But most companies have reported low and stagnant participation rates in workplace wellness programs. With so much riding on prevention to help cure America's healthcare system, how can wellness programs fulfill the promise of lowering healthcare costs?

Here are eight tips to ensure a successful wellness program:

  1. Assess—Conduct research to understand your participants: What motivates them, both from a rewards and recognition perspective? How do they want to be communicated with? What are the current realities of your health and productivity program?
  2. Design—Develop a program that is both fair and fun, taking into consideration your unique member population as well as which goals are realistically achievable and measurable along the way.
  3. Manage—Ensure one person or partner is managing all aspects of the program. Make sure the wellness movement starts at the top. Executive management needs to embrace wellness as a business imperative, not a "nice to have," and they need to live up to that mission.
  4. Reward—Develop a continuous rewards and incentives program with personally meaningful, memorable, and motivating rewards. Many organizations are using incentives as a one-time "carrot," or a simple "do this, get that" approach. However, because the required behavior changes are new, challenging, and difficult to sustain, programs must include incentives and rewards throughout the year in order to drive long-term program engagement in healthy behaviors.

DATASET SECTION:
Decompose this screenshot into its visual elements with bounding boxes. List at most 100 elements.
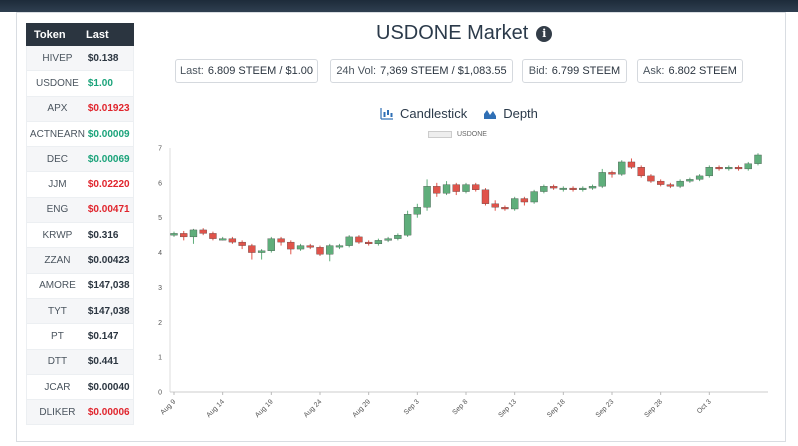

EXERCISE REQUIREMENTS:
1. According to the wellness program tips, who needs to embrace wellness as a business imperative rather than a "nice to have"?
2. Continue the text on workplace wellness programs, picking up after the fourth tip.

WRITTEN ANSWERS:
1. Executive management.

2.
  5. Communicate—Share ongoing reminders, feedback, and recognition using multiple media and taking into account member preferences. This is the single biggest reason wellness programs fail. There is not enough budget or emphasis given to the importance of communication either in content or frequency. Effective communication continues to reinforce attention on the wellness movement and it answers five key questions for employees:
    • What do you want them to do?
    • Why do you want them to do it?
    • How do you want them to do it?
    • What's in it for them?
    • How are they doing?
  6. Segment—Know the demographics of your workforce. Demographics are a key data point that allow you to disseminate the appropriate communications and rewards. In addition, we suggest going a step further to take the pulse of your population and its readiness for change. Understand what they expect and prefer, as well as the types of tools, communications, and rewards that may actually engage them to adopt healthier behaviors.
  7. Measure—Help members understand how they are doing individually and track the success of the overall program. This will help both members and program managers make the necessary tweaks to stay on track.
  8. Spend—Spend money to save money on healthcare costs. Too often organizations try to cast too broad of a net, spreading their investment dollars too thin. The result: a disjointed and haphazard program with very little strength to drive change. Make the most of your investment dollars and focus them on a couple of objectives with the idea that you can always phase in more services and interventions after the wellness movement gains momentum.

Creating a wellness movement in an organization takes time, resources, and investment. The last thing that you want is for it to fail. Taking some of these tips to heart may help in mitigating the risk of failure.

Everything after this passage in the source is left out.